> **Exercise directions**
Your task is to copy every line of the records below that contains "科学在身边".

> **Working data**

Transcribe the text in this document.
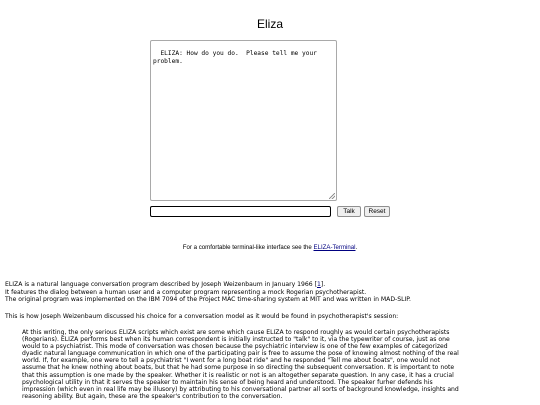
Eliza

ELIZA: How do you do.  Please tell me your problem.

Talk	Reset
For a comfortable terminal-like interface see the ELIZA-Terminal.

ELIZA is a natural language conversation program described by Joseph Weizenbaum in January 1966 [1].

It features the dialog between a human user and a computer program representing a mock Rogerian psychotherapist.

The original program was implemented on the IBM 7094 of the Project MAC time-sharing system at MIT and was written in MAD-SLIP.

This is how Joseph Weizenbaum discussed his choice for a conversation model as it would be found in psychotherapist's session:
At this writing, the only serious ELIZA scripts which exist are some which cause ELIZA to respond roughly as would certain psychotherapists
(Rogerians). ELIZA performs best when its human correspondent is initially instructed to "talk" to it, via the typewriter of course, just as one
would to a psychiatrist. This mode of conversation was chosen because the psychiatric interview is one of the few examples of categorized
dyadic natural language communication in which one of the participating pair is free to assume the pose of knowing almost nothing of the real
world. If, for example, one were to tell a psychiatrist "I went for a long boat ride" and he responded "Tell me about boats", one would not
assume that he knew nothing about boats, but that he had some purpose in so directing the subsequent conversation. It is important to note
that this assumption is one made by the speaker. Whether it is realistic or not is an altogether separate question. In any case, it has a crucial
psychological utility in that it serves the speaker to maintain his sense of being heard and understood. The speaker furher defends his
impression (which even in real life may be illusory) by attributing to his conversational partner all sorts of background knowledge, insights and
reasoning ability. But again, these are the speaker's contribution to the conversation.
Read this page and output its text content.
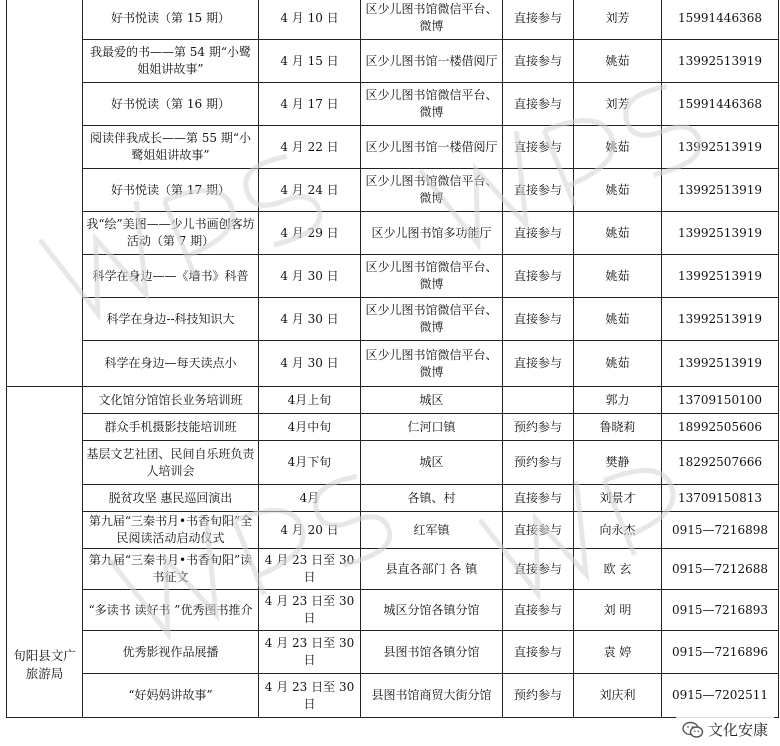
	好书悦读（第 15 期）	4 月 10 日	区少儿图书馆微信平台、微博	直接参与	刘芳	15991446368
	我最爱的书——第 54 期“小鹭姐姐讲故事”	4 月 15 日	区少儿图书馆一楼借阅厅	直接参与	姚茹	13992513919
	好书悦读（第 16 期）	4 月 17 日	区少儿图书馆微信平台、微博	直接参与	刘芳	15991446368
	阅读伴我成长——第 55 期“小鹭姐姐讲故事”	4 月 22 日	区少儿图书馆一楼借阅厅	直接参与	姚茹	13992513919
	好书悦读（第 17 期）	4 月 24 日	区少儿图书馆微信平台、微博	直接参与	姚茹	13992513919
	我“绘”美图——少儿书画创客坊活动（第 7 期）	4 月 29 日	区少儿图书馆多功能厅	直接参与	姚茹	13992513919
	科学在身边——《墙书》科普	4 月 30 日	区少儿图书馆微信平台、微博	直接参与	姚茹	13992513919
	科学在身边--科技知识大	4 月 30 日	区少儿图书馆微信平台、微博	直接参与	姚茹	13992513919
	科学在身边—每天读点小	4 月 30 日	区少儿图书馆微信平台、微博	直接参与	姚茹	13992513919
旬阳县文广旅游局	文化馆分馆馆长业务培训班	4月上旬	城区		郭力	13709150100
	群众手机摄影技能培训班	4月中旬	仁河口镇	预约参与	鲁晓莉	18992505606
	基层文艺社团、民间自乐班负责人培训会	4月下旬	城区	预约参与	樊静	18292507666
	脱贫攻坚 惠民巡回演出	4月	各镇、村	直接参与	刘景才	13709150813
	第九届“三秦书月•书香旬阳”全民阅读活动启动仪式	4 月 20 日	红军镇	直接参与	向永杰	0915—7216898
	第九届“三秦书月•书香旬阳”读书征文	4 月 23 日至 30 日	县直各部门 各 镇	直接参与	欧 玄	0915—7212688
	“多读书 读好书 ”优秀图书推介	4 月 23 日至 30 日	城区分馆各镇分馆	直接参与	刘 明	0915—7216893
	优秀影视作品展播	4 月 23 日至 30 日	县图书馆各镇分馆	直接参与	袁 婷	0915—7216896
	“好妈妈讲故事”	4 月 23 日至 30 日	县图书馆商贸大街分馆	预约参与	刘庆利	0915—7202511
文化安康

> **Task result**
	科学在身边——《墙书》科普	4 月 30 日	区少儿图书馆微信平台、微博	直接参与	姚茹	13992513919
	科学在身边--科技知识大	4 月 30 日	区少儿图书馆微信平台、微博	直接参与	姚茹	13992513919
	科学在身边—每天读点小	4 月 30 日	区少儿图书馆微信平台、微博	直接参与	姚茹	13992513919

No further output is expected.